WORK INSTRUCTIONS:
List all lines of the data that include the string "Loop".

══════════════════════════════

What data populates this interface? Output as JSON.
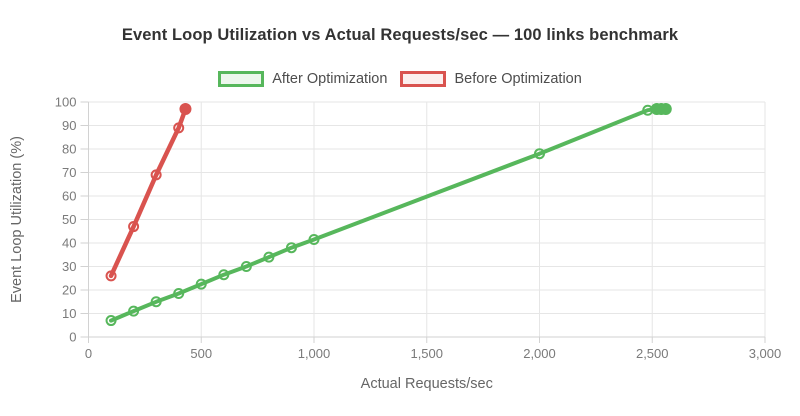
{
  "chart_data": {
    "type": "line",
    "title": "Event Loop Utilization vs Actual Requests/sec — 100 links benchmark",
    "xlabel": "Actual Requests/sec",
    "ylabel": "Event Loop Utilization (%)",
    "xlim": [
      0,
      3000
    ],
    "ylim": [
      0,
      100
    ],
    "grid": true,
    "legend_position": "top",
    "x_ticks": [
      {
        "value": 0,
        "label": "0"
      },
      {
        "value": 500,
        "label": "500"
      },
      {
        "value": 1000,
        "label": "1,000"
      },
      {
        "value": 1500,
        "label": "1,500"
      },
      {
        "value": 2000,
        "label": "2,000"
      },
      {
        "value": 2500,
        "label": "2,500"
      },
      {
        "value": 3000,
        "label": "3,000"
      }
    ],
    "y_ticks": [
      {
        "value": 0,
        "label": "0"
      },
      {
        "value": 10,
        "label": "10"
      },
      {
        "value": 20,
        "label": "20"
      },
      {
        "value": 30,
        "label": "30"
      },
      {
        "value": 40,
        "label": "40"
      },
      {
        "value": 50,
        "label": "50"
      },
      {
        "value": 60,
        "label": "60"
      },
      {
        "value": 70,
        "label": "70"
      },
      {
        "value": 80,
        "label": "80"
      },
      {
        "value": 90,
        "label": "90"
      },
      {
        "value": 100,
        "label": "100"
      }
    ],
    "colors": {
      "grid": "#e6e6e6",
      "axis": "#d2d2d2",
      "tick_text": "#7a7a7a",
      "axis_title_text": "#666666",
      "title_text": "#333333"
    },
    "series": [
      {
        "name": "After Optimization",
        "color": "#57b75c",
        "legend_fill": "#edf7ed",
        "line_width": 4,
        "marker_radius": 4.5,
        "points": [
          {
            "x": 100,
            "y": 7
          },
          {
            "x": 200,
            "y": 11
          },
          {
            "x": 300,
            "y": 15
          },
          {
            "x": 400,
            "y": 18.5
          },
          {
            "x": 500,
            "y": 22.5
          },
          {
            "x": 600,
            "y": 26.5
          },
          {
            "x": 700,
            "y": 30
          },
          {
            "x": 800,
            "y": 34
          },
          {
            "x": 900,
            "y": 38
          },
          {
            "x": 1000,
            "y": 41.5
          },
          {
            "x": 2000,
            "y": 78
          },
          {
            "x": 2480,
            "y": 96.5
          },
          {
            "x": 2520,
            "y": 97,
            "filled": true
          },
          {
            "x": 2540,
            "y": 97,
            "filled": true
          },
          {
            "x": 2560,
            "y": 97,
            "filled": true
          }
        ]
      },
      {
        "name": "Before Optimization",
        "color": "#d9534f",
        "legend_fill": "#fcefee",
        "line_width": 4.5,
        "marker_radius": 4.5,
        "points": [
          {
            "x": 100,
            "y": 26
          },
          {
            "x": 200,
            "y": 47
          },
          {
            "x": 300,
            "y": 69
          },
          {
            "x": 400,
            "y": 89
          },
          {
            "x": 430,
            "y": 97,
            "filled": true
          }
        ]
      }
    ]
  }
}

══════════════════════════════

WRITTEN SOLUTION:
    "title": "Event Loop Utilization vs Actual Requests/sec — 100 links benchmark",
    "ylabel": "Event Loop Utilization (%)",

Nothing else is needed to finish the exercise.